Records drawn from a dataset:

++++

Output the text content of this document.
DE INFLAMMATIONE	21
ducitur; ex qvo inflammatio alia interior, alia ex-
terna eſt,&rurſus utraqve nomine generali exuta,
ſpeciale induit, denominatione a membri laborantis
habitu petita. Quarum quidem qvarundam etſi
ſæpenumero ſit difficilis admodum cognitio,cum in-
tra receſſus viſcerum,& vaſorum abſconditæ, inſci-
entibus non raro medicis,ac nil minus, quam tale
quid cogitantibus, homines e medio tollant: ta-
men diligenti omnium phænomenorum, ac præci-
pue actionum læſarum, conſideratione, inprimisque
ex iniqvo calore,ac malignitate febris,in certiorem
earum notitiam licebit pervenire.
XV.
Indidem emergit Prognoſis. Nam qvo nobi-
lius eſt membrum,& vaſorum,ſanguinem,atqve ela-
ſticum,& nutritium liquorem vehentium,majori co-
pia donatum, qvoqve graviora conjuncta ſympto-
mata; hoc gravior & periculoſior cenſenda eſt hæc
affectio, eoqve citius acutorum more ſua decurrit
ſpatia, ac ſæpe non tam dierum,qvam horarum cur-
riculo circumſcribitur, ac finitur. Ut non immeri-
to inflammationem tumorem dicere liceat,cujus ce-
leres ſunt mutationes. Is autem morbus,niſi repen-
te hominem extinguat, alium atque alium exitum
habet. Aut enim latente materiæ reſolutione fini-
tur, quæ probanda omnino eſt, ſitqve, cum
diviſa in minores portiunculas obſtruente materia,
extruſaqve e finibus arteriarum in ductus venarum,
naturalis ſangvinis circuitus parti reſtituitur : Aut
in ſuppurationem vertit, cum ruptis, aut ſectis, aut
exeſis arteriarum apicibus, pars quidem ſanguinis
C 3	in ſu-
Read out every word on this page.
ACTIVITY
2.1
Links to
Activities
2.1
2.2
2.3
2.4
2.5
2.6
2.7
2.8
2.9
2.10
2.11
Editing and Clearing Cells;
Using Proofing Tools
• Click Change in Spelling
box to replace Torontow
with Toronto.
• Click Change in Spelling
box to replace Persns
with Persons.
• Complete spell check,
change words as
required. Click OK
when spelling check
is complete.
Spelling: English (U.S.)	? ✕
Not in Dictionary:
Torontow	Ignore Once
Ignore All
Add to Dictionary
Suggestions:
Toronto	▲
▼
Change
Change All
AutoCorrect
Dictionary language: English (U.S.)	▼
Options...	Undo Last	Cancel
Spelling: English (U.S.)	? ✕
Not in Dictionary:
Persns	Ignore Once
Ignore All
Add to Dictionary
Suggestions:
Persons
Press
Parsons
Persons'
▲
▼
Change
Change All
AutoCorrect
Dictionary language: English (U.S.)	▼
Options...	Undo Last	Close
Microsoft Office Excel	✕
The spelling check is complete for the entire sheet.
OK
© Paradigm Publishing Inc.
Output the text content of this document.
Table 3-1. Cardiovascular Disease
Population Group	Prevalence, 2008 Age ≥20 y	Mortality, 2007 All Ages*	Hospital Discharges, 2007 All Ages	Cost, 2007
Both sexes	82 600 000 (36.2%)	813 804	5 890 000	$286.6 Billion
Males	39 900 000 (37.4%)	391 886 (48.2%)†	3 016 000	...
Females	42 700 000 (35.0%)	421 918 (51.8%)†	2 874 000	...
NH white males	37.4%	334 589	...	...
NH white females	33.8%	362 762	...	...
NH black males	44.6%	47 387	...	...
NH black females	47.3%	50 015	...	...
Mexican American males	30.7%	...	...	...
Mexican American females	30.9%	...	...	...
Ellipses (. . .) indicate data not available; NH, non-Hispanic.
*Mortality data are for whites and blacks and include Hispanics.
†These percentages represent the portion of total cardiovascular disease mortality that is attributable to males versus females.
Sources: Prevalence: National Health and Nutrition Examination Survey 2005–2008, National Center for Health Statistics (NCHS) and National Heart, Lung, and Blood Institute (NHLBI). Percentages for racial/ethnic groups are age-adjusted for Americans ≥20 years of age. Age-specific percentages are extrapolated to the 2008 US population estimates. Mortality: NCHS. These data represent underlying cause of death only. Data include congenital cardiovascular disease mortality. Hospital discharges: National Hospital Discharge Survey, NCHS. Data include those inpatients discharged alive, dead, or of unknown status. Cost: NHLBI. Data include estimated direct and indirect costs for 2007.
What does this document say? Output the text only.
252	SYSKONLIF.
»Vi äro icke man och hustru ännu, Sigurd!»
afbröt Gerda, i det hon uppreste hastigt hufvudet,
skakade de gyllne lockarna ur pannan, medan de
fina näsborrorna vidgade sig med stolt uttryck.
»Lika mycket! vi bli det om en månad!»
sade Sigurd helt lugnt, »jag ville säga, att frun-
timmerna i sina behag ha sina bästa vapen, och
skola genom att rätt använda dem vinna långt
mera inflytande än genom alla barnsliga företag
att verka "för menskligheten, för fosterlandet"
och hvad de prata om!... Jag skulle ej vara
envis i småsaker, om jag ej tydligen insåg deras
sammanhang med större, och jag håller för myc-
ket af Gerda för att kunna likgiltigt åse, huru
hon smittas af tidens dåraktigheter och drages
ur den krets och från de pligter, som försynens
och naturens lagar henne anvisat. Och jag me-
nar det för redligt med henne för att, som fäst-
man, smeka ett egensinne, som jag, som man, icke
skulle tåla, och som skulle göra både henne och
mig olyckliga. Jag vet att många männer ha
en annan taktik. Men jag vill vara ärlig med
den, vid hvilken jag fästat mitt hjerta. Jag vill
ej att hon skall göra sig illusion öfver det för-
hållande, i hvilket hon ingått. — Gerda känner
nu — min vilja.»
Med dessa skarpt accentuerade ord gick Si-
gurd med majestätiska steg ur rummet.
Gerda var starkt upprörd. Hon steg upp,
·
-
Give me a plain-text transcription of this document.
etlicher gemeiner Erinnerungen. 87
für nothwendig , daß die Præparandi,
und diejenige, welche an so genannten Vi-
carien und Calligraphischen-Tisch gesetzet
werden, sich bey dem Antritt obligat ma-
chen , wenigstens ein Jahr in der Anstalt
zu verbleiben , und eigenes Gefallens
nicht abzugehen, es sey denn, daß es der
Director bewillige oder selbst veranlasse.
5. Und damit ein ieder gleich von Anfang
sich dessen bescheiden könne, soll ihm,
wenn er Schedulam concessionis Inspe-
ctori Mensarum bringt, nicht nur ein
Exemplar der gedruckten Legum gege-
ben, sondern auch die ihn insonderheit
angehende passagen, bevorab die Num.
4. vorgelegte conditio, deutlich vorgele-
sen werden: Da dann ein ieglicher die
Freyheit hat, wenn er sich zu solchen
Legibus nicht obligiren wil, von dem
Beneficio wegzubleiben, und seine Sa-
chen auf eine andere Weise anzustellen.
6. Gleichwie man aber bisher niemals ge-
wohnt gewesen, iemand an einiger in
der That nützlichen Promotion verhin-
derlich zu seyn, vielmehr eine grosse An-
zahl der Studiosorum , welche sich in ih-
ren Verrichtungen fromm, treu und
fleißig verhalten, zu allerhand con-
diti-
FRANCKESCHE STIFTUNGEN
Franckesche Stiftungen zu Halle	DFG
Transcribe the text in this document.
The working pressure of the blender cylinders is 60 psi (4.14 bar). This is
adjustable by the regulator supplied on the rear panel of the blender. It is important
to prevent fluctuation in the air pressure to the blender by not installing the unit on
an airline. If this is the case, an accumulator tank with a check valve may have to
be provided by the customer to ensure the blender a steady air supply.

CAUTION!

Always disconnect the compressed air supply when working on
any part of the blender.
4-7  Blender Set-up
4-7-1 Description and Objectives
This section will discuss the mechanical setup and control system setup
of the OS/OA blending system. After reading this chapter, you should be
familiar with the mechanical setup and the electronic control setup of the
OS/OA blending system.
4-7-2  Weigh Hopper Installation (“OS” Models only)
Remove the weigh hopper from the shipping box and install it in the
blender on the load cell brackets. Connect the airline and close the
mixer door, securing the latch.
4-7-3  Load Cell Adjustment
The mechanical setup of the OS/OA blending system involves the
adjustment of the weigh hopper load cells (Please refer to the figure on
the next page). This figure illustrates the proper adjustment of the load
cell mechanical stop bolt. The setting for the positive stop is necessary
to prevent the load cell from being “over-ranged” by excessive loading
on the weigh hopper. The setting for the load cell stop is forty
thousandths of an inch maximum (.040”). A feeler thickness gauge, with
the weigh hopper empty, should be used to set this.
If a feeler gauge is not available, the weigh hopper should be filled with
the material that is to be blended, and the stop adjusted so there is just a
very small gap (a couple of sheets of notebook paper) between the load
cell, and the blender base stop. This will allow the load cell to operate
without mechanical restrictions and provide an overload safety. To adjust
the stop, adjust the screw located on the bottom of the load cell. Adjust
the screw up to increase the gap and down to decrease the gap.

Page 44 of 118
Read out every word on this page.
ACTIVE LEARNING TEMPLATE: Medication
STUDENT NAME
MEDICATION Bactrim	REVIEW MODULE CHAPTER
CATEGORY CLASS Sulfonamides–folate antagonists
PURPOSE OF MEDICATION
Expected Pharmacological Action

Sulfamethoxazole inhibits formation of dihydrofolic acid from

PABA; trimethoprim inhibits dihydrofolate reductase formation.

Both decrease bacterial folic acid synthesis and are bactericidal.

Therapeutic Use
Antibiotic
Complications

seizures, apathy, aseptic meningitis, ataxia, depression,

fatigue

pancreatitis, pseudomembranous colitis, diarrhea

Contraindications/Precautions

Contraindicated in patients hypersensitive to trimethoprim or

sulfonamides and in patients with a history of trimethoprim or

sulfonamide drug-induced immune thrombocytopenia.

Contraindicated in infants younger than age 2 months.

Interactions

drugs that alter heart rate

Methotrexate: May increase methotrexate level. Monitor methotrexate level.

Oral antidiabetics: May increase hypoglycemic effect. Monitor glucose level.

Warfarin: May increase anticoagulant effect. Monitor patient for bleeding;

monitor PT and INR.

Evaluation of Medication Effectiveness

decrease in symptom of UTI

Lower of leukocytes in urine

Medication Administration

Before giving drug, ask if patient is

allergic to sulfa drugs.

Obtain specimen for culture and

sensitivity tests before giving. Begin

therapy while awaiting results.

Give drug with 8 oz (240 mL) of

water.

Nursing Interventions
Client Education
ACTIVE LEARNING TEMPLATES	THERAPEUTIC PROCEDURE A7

++++

• _What needs to be done_: Search the data above for "level" and copy every line where it turns up.

• _Reply to the task_:
Methotrexate: May increase methotrexate level. Monitor methotrexate level.
Oral antidiabetics: May increase hypoglycemic effect. Monitor glucose level.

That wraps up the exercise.